_What this task involves_
Transcribe verbatim every line from the line containing "Transcribe the text in this document." to the end of the entries, including both endpoints. Output nothing beyond those lines.

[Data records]

•••••

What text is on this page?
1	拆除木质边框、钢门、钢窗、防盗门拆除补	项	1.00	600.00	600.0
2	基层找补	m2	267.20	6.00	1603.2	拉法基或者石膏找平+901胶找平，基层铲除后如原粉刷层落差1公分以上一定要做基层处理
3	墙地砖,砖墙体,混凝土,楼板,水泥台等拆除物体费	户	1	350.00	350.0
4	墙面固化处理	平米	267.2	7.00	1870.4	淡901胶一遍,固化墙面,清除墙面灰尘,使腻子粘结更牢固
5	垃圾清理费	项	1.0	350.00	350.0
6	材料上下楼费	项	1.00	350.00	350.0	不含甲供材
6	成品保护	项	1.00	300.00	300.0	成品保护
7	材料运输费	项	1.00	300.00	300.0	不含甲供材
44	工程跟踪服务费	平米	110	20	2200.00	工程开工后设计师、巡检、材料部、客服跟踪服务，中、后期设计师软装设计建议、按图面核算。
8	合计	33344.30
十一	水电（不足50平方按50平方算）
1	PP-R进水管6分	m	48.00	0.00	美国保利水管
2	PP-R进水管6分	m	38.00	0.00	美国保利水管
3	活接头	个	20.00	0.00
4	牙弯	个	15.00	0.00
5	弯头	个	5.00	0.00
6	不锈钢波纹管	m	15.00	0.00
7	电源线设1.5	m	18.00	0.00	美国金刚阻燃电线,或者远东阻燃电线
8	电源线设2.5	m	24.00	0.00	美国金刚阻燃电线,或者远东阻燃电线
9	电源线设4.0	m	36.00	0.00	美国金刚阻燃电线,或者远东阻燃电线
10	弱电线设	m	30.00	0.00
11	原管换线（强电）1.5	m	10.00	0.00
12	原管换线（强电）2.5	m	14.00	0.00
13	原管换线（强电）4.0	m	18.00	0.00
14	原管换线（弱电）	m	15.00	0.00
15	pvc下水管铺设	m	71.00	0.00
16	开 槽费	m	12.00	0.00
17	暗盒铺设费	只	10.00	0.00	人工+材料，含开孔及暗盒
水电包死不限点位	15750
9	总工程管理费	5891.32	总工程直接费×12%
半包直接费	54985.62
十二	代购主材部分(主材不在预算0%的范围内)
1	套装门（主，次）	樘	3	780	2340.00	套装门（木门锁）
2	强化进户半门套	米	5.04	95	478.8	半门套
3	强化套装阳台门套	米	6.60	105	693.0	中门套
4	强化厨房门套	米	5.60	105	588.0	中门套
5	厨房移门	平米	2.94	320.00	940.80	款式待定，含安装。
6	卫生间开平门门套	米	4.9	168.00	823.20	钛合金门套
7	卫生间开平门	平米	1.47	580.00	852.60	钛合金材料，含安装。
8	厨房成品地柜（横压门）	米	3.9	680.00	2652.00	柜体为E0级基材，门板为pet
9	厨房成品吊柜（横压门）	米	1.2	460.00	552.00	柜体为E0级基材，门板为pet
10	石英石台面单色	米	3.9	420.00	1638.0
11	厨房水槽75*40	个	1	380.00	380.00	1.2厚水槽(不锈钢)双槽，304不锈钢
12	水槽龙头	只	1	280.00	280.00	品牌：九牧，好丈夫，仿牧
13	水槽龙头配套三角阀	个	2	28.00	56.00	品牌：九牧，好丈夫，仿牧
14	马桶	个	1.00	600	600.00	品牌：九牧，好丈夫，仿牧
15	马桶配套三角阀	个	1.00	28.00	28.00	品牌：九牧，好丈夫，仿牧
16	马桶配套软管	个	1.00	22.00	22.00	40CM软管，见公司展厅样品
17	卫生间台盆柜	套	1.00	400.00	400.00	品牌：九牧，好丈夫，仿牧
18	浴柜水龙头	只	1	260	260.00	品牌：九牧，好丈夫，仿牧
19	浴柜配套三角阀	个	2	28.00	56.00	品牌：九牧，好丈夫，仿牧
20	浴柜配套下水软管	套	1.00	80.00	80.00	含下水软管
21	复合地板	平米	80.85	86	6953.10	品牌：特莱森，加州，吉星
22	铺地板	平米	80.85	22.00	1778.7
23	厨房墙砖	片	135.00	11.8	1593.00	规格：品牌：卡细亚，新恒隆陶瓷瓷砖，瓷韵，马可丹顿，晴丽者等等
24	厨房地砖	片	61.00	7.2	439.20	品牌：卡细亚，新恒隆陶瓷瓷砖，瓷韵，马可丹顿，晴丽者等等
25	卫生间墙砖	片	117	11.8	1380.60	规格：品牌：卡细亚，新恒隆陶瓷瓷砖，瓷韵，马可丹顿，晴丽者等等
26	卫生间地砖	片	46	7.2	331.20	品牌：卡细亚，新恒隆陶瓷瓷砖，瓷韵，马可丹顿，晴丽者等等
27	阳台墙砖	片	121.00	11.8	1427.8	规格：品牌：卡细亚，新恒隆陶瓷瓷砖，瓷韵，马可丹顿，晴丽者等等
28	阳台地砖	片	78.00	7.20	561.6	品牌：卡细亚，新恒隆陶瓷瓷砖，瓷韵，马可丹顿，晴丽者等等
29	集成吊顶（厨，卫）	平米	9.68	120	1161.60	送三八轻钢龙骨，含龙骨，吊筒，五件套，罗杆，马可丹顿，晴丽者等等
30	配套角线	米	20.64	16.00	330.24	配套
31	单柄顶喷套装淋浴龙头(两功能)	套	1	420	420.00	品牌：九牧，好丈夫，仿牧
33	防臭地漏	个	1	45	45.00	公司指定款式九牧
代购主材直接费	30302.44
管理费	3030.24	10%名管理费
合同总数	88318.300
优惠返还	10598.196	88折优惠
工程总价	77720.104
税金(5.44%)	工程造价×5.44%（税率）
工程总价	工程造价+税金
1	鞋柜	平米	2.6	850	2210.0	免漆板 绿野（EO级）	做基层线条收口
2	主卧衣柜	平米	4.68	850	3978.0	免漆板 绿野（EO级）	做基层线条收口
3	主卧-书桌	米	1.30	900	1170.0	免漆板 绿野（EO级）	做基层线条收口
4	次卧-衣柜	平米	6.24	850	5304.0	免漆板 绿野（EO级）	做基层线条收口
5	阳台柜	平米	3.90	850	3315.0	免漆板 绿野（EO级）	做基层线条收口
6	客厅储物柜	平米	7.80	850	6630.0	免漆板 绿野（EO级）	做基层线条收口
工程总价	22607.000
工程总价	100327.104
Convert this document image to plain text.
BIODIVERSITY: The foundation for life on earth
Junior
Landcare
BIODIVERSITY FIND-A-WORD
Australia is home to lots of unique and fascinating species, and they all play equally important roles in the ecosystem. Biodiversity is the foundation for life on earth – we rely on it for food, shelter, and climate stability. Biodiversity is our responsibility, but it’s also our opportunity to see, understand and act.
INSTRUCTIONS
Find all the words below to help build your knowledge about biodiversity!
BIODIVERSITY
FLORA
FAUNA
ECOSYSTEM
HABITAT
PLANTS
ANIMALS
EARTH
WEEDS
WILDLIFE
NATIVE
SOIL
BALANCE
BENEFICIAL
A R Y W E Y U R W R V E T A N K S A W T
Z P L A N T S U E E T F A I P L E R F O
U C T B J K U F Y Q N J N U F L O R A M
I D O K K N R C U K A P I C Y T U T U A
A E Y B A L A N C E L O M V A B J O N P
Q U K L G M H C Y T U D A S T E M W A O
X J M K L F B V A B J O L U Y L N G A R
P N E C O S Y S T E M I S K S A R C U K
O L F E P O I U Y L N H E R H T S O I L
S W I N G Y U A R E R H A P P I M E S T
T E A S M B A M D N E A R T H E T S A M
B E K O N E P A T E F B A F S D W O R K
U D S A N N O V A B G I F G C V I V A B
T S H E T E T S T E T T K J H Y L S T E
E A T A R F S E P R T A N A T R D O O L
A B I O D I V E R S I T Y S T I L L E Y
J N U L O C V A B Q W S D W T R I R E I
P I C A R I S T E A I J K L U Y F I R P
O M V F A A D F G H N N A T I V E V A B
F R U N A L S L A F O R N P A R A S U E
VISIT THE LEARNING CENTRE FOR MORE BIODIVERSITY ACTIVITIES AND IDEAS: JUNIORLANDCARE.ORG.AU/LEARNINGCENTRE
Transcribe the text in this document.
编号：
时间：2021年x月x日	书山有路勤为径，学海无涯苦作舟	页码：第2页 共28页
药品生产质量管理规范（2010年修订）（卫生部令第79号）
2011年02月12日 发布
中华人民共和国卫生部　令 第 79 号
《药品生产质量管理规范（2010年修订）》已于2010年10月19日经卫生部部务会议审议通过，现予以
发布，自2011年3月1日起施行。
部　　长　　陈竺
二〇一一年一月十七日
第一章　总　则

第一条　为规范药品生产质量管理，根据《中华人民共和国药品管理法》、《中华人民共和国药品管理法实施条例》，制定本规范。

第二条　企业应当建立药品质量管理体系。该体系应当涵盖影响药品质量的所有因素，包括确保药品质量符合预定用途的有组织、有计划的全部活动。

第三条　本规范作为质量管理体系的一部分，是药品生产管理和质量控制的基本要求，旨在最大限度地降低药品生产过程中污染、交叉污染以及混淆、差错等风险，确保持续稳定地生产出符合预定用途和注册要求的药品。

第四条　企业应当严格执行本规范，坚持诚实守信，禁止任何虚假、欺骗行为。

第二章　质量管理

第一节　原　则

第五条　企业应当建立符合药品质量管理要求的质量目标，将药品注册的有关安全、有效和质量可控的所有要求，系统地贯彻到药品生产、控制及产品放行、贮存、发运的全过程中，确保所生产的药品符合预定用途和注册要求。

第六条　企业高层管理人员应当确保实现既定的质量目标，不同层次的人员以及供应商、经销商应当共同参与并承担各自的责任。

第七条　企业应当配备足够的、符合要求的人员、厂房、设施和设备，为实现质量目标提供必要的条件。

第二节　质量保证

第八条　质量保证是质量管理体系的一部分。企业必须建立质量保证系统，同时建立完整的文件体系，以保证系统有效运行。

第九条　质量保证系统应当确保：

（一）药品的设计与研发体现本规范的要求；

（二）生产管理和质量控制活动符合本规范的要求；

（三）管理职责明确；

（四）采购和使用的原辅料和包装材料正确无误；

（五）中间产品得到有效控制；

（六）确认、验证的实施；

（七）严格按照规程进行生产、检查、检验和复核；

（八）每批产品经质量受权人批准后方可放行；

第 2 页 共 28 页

•••••

_Solution for this problem_
Transcribe the text in this document.
编号：
时间：2021年x月x日	书山有路勤为径，学海无涯苦作舟	页码：第2页 共28页
药品生产质量管理规范（2010年修订）（卫生部令第79号）
2011年02月12日 发布
中华人民共和国卫生部　令 第 79 号
《药品生产质量管理规范（2010年修订）》已于2010年10月19日经卫生部部务会议审议通过，现予以
发布，自2011年3月1日起施行。
部　　长　　陈竺
二〇一一年一月十七日
第一章　总　则

第一条　为规范药品生产质量管理，根据《中华人民共和国药品管理法》、《中华人民共和国药品管理法实施条例》，制定本规范。

第二条　企业应当建立药品质量管理体系。该体系应当涵盖影响药品质量的所有因素，包括确保药品质量符合预定用途的有组织、有计划的全部活动。

第三条　本规范作为质量管理体系的一部分，是药品生产管理和质量控制的基本要求，旨在最大限度地降低药品生产过程中污染、交叉污染以及混淆、差错等风险，确保持续稳定地生产出符合预定用途和注册要求的药品。

第四条　企业应当严格执行本规范，坚持诚实守信，禁止任何虚假、欺骗行为。

第二章　质量管理

第一节　原　则

第五条　企业应当建立符合药品质量管理要求的质量目标，将药品注册的有关安全、有效和质量可控的所有要求，系统地贯彻到药品生产、控制及产品放行、贮存、发运的全过程中，确保所生产的药品符合预定用途和注册要求。

第六条　企业高层管理人员应当确保实现既定的质量目标，不同层次的人员以及供应商、经销商应当共同参与并承担各自的责任。

第七条　企业应当配备足够的、符合要求的人员、厂房、设施和设备，为实现质量目标提供必要的条件。

第二节　质量保证

第八条　质量保证是质量管理体系的一部分。企业必须建立质量保证系统，同时建立完整的文件体系，以保证系统有效运行。

第九条　质量保证系统应当确保：

（一）药品的设计与研发体现本规范的要求；

（二）生产管理和质量控制活动符合本规范的要求；

（三）管理职责明确；

（四）采购和使用的原辅料和包装材料正确无误；

（五）中间产品得到有效控制；

（六）确认、验证的实施；

（七）严格按照规程进行生产、检查、检验和复核；

（八）每批产品经质量受权人批准后方可放行；

第 2 页 共 28 页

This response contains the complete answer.